What the exercise asks: All of the records below should be output exactly.

*** Material ***

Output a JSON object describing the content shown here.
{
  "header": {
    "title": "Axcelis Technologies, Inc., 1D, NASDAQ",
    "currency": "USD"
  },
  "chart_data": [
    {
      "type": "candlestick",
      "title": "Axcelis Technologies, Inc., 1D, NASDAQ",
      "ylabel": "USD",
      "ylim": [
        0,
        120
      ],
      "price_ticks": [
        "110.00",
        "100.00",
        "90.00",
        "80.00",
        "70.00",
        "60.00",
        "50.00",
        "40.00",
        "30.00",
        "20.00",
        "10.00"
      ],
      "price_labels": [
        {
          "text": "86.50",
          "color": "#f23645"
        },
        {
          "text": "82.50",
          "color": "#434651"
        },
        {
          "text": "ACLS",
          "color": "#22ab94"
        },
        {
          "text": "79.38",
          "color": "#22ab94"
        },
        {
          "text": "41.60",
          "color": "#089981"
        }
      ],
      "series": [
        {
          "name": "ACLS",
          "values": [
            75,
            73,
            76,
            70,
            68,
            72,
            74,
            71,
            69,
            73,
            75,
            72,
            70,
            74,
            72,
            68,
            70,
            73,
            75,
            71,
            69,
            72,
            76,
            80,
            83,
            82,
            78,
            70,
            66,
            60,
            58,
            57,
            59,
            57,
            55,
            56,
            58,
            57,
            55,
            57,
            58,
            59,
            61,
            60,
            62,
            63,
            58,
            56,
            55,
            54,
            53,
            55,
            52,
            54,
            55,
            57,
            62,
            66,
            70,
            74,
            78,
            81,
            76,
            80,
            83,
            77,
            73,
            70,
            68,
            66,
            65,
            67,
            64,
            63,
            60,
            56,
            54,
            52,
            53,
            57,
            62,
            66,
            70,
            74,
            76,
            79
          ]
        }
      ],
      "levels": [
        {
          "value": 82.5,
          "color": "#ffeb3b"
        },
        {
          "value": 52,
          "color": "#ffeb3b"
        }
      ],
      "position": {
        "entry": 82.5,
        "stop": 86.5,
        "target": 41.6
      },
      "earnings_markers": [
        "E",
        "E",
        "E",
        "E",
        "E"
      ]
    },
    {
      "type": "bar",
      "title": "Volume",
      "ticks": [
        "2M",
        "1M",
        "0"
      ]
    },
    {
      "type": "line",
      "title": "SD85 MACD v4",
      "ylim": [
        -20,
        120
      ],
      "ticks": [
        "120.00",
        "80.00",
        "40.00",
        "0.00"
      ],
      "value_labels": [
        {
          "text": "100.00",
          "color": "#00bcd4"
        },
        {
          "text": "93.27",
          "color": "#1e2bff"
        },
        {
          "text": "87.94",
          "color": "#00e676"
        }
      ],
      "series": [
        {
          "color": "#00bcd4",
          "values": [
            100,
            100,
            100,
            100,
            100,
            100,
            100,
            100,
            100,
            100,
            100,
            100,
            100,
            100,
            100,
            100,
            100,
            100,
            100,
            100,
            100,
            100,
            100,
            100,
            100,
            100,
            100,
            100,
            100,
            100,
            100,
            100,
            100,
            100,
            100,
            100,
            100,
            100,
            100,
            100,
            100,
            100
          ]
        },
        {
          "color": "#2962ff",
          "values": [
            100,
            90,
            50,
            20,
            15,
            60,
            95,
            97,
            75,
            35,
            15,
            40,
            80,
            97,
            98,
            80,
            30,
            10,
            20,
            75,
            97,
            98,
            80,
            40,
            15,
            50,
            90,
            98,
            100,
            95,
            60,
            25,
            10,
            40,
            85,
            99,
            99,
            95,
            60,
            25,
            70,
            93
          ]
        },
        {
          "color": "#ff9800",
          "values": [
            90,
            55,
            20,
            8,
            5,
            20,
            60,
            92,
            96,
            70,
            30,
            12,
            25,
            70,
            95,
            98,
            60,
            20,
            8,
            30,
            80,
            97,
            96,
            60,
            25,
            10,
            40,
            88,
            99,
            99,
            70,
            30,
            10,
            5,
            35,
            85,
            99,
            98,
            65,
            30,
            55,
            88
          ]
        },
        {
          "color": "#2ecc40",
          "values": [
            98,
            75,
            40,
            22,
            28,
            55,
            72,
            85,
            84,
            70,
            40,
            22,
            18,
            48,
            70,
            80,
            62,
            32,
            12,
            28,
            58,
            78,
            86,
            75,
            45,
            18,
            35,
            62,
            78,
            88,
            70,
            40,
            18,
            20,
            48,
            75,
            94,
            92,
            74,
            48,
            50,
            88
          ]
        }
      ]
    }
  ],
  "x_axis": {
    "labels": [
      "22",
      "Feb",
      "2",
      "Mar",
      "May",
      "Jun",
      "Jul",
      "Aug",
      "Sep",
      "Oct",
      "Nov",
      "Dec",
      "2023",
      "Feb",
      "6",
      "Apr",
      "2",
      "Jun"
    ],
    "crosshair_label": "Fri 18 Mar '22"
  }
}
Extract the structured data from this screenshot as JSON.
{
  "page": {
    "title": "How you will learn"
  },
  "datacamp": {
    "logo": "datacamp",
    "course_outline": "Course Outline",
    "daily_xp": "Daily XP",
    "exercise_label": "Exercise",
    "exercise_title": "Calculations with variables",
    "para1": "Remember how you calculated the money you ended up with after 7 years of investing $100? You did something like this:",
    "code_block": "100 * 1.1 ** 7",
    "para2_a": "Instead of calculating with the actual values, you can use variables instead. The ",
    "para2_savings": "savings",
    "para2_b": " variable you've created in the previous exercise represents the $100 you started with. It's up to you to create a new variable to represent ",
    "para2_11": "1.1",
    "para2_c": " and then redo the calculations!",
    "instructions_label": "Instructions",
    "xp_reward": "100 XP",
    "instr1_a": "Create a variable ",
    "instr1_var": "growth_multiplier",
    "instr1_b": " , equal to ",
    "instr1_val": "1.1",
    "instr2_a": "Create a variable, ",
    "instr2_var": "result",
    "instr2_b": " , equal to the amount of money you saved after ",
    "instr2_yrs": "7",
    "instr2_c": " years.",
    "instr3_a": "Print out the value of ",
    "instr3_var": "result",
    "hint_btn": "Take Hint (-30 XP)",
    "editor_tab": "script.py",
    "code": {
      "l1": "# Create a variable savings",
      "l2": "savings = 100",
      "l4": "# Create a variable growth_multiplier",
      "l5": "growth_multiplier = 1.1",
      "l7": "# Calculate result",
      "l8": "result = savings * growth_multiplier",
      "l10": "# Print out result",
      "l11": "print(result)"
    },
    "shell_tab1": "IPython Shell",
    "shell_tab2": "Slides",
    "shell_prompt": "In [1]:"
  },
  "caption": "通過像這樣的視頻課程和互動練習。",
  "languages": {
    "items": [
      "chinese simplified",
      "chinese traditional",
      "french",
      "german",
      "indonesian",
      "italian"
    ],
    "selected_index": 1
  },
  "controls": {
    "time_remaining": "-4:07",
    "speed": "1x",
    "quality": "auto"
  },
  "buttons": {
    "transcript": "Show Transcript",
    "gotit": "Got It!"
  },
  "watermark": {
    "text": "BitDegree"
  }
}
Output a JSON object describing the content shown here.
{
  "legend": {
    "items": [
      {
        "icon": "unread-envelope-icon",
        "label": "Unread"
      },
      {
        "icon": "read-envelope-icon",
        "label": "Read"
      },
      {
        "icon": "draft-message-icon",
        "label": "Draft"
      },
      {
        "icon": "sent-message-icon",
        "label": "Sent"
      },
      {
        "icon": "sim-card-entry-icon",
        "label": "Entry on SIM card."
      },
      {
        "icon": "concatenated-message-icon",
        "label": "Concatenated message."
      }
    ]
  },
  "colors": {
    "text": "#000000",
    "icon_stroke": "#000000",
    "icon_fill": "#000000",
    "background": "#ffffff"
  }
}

***

Task result:
Output a JSON object describing the content shown here.
{
  "header": {
    "title": "Axcelis Technologies, Inc., 1D, NASDAQ",
    "currency": "USD"
  },
  "chart_data": [
    {
      "type": "candlestick",
      "title": "Axcelis Technologies, Inc., 1D, NASDAQ",
      "ylabel": "USD",
      "ylim": [
        0,
        120
      ],
      "price_ticks": [
        "110.00",
        "100.00",
        "90.00",
        "80.00",
        "70.00",
        "60.00",
        "50.00",
        "40.00",
        "30.00",
        "20.00",
        "10.00"
      ],
      "price_labels": [
        {
          "text": "86.50",
          "color": "#f23645"
        },
        {
          "text": "82.50",
          "color": "#434651"
        },
        {
          "text": "ACLS",
          "color": "#22ab94"
        },
        {
          "text": "79.38",
          "color": "#22ab94"
        },
        {
          "text": "41.60",
          "color": "#089981"
        }
      ],
      "series": [
        {
          "name": "ACLS",
          "values": [
            75,
            73,
            76,
            70,
            68,
            72,
            74,
            71,
            69,
            73,
            75,
            72,
            70,
            74,
            72,
            68,
            70,
            73,
            75,
            71,
            69,
            72,
            76,
            80,
            83,
            82,
            78,
            70,
            66,
            60,
            58,
            57,
            59,
            57,
            55,
            56,
            58,
            57,
            55,
            57,
            58,
            59,
            61,
            60,
            62,
            63,
            58,
            56,
            55,
            54,
            53,
            55,
            52,
            54,
            55,
            57,
            62,
            66,
            70,
            74,
            78,
            81,
            76,
            80,
            83,
            77,
            73,
            70,
            68,
            66,
            65,
            67,
            64,
            63,
            60,
            56,
            54,
            52,
            53,
            57,
            62,
            66,
            70,
            74,
            76,
            79
          ]
        }
      ],
      "levels": [
        {
          "value": 82.5,
          "color": "#ffeb3b"
        },
        {
          "value": 52,
          "color": "#ffeb3b"
        }
      ],
      "position": {
        "entry": 82.5,
        "stop": 86.5,
        "target": 41.6
      },
      "earnings_markers": [
        "E",
        "E",
        "E",
        "E",
        "E"
      ]
    },
    {
      "type": "bar",
      "title": "Volume",
      "ticks": [
        "2M",
        "1M",
        "0"
      ]
    },
    {
      "type": "line",
      "title": "SD85 MACD v4",
      "ylim": [
        -20,
        120
      ],
      "ticks": [
        "120.00",
        "80.00",
        "40.00",
        "0.00"
      ],
      "value_labels": [
        {
          "text": "100.00",
          "color": "#00bcd4"
        },
        {
          "text": "93.27",
          "color": "#1e2bff"
        },
        {
          "text": "87.94",
          "color": "#00e676"
        }
      ],
      "series": [
        {
          "color": "#00bcd4",
          "values": [
            100,
            100,
            100,
            100,
            100,
            100,
            100,
            100,
            100,
            100,
            100,
            100,
            100,
            100,
            100,
            100,
            100,
            100,
            100,
            100,
            100,
            100,
            100,
            100,
            100,
            100,
            100,
            100,
            100,
            100,
            100,
            100,
            100,
            100,
            100,
            100,
            100,
            100,
            100,
            100,
            100,
            100
          ]
        },
        {
          "color": "#2962ff",
          "values": [
            100,
            90,
            50,
            20,
            15,
            60,
            95,
            97,
            75,
            35,
            15,
            40,
            80,
            97,
            98,
            80,
            30,
            10,
            20,
            75,
            97,
            98,
            80,
            40,
            15,
            50,
            90,
            98,
            100,
            95,
            60,
            25,
            10,
            40,
            85,
            99,
            99,
            95,
            60,
            25,
            70,
            93
          ]
        },
        {
          "color": "#ff9800",
          "values": [
            90,
            55,
            20,
            8,
            5,
            20,
            60,
            92,
            96,
            70,
            30,
            12,
            25,
            70,
            95,
            98,
            60,
            20,
            8,
            30,
            80,
            97,
            96,
            60,
            25,
            10,
            40,
            88,
            99,
            99,
            70,
            30,
            10,
            5,
            35,
            85,
            99,
            98,
            65,
            30,
            55,
            88
          ]
        },
        {
          "color": "#2ecc40",
          "values": [
            98,
            75,
            40,
            22,
            28,
            55,
            72,
            85,
            84,
            70,
            40,
            22,
            18,
            48,
            70,
            80,
            62,
            32,
            12,
            28,
            58,
            78,
            86,
            75,
            45,
            18,
            35,
            62,
            78,
            88,
            70,
            40,
            18,
            20,
            48,
            75,
            94,
            92,
            74,
            48,
            50,
            88
          ]
        }
      ]
    }
  ],
  "x_axis": {
    "labels": [
      "22",
      "Feb",
      "2",
      "Mar",
      "May",
      "Jun",
      "Jul",
      "Aug",
      "Sep",
      "Oct",
      "Nov",
      "Dec",
      "2023",
      "Feb",
      "6",
      "Apr",
      "2",
      "Jun"
    ],
    "crosshair_label": "Fri 18 Mar '22"
  }
}
Extract the structured data from this screenshot as JSON.
{
  "page": {
    "title": "How you will learn"
  },
  "datacamp": {
    "logo": "datacamp",
    "course_outline": "Course Outline",
    "daily_xp": "Daily XP",
    "exercise_label": "Exercise",
    "exercise_title": "Calculations with variables",
    "para1": "Remember how you calculated the money you ended up with after 7 years of investing $100? You did something like this:",
    "code_block": "100 * 1.1 ** 7",
    "para2_a": "Instead of calculating with the actual values, you can use variables instead. The ",
    "para2_savings": "savings",
    "para2_b": " variable you've created in the previous exercise represents the $100 you started with. It's up to you to create a new variable to represent ",
    "para2_11": "1.1",
    "para2_c": " and then redo the calculations!",
    "instructions_label": "Instructions",
    "xp_reward": "100 XP",
    "instr1_a": "Create a variable ",
    "instr1_var": "growth_multiplier",
    "instr1_b": " , equal to ",
    "instr1_val": "1.1",
    "instr2_a": "Create a variable, ",
    "instr2_var": "result",
    "instr2_b": " , equal to the amount of money you saved after ",
    "instr2_yrs": "7",
    "instr2_c": " years.",
    "instr3_a": "Print out the value of ",
    "instr3_var": "result",
    "hint_btn": "Take Hint (-30 XP)",
    "editor_tab": "script.py",
    "code": {
      "l1": "# Create a variable savings",
      "l2": "savings = 100",
      "l4": "# Create a variable growth_multiplier",
      "l5": "growth_multiplier = 1.1",
      "l7": "# Calculate result",
      "l8": "result = savings * growth_multiplier",
      "l10": "# Print out result",
      "l11": "print(result)"
    },
    "shell_tab1": "IPython Shell",
    "shell_tab2": "Slides",
    "shell_prompt": "In [1]:"
  },
  "caption": "通過像這樣的視頻課程和互動練習。",
  "languages": {
    "items": [
      "chinese simplified",
      "chinese traditional",
      "french",
      "german",
      "indonesian",
      "italian"
    ],
    "selected_index": 1
  },
  "controls": {
    "time_remaining": "-4:07",
    "speed": "1x",
    "quality": "auto"
  },
  "buttons": {
    "transcript": "Show Transcript",
    "gotit": "Got It!"
  },
  "watermark": {
    "text": "BitDegree"
  }
}
Output a JSON object describing the content shown here.
{
  "legend": {
    "items": [
      {
        "icon": "unread-envelope-icon",
        "label": "Unread"
      },
      {
        "icon": "read-envelope-icon",
        "label": "Read"
      },
      {
        "icon": "draft-message-icon",
        "label": "Draft"
      },
      {
        "icon": "sent-message-icon",
        "label": "Sent"
      },
      {
        "icon": "sim-card-entry-icon",
        "label": "Entry on SIM card."
      },
      {
        "icon": "concatenated-message-icon",
        "label": "Concatenated message."
      }
    ]
  },
  "colors": {
    "text": "#000000",
    "icon_stroke": "#000000",
    "icon_fill": "#000000",
    "background": "#ffffff"
  }
}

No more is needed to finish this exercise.